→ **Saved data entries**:
============

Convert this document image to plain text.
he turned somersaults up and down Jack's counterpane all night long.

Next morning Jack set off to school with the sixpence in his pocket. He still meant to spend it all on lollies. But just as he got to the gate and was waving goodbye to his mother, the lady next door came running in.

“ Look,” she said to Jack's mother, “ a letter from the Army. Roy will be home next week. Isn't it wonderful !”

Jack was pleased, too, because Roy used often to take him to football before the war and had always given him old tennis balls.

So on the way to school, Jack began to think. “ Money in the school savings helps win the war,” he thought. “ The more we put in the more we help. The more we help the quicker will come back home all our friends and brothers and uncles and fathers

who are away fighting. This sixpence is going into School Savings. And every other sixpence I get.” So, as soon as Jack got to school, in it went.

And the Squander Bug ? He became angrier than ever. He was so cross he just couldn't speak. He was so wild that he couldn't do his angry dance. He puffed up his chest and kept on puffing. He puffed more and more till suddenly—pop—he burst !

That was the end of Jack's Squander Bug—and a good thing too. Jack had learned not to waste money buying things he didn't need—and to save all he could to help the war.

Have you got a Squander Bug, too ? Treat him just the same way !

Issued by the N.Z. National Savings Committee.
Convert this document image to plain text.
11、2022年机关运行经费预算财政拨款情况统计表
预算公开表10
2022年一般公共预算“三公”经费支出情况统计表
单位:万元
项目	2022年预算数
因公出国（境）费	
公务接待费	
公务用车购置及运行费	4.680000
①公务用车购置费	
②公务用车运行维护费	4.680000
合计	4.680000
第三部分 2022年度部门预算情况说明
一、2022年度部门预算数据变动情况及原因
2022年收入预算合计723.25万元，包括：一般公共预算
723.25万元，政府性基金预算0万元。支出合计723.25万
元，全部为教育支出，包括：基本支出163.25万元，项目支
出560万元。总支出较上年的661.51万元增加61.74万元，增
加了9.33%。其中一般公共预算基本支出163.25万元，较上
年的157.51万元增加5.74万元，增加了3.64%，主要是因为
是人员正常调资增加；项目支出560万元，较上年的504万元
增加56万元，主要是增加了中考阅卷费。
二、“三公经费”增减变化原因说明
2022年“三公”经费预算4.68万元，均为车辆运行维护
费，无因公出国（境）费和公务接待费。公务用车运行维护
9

============

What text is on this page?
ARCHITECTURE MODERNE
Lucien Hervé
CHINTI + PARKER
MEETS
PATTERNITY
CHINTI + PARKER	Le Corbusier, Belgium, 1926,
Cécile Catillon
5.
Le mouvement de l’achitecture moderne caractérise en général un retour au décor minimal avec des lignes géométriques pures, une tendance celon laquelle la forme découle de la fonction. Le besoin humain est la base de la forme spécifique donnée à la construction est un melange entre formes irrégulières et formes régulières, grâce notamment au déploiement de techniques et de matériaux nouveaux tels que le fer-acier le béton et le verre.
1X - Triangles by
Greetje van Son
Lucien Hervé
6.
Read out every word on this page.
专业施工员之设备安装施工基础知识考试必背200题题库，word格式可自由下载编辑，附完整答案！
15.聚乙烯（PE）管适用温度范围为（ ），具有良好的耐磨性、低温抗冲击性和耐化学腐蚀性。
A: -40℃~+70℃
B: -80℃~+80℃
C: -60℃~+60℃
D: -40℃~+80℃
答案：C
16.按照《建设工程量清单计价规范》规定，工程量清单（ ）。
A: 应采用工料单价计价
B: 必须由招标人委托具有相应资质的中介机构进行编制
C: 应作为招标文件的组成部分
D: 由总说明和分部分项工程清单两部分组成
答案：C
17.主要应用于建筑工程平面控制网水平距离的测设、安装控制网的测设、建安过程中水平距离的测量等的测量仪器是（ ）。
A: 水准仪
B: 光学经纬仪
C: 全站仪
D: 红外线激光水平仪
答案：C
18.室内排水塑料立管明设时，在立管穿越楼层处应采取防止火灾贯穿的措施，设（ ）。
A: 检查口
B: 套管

============

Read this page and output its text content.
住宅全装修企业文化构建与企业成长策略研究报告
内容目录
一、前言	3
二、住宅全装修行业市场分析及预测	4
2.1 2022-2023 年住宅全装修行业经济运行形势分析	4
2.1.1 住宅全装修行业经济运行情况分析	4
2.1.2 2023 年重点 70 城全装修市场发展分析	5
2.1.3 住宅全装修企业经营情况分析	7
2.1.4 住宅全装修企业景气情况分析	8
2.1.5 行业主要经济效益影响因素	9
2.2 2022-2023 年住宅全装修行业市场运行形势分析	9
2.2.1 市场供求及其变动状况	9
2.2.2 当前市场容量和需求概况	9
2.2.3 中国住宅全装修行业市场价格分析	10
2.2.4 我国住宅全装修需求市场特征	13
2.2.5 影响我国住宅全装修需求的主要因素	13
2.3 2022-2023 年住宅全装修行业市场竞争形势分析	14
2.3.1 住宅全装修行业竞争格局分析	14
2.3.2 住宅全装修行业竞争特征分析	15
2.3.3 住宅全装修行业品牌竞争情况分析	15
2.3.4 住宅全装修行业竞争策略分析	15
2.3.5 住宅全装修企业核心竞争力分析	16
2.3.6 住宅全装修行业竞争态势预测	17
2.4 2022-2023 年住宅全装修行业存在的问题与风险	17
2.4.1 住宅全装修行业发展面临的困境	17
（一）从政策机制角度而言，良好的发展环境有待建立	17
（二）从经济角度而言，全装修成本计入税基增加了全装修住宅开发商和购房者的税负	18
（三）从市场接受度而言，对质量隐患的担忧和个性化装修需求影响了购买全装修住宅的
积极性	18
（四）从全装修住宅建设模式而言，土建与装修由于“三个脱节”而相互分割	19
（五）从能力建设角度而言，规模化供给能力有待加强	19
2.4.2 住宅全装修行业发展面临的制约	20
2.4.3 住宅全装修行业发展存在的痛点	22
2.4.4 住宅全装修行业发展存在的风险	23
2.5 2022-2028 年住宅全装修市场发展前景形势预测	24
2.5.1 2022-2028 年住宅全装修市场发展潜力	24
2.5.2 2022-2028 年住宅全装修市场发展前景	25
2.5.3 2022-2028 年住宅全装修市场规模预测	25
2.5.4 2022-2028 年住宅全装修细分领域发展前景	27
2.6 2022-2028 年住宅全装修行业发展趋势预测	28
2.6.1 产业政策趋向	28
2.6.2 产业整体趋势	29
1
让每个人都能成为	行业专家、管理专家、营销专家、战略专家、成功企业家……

============

Sift the material for lines with the string "home". Copy each one found.

→ **The output**:
“ Look,” she said to Jack's mother, “ a letter from the Army. Roy will be home next week. Isn't it wonderful !”
So on the way to school, Jack began to think. “ Money in the school savings helps win the war,” he thought. “ The more we put in the more we help. The more we help the quicker will come back home all our friends and brothers and uncles and fathers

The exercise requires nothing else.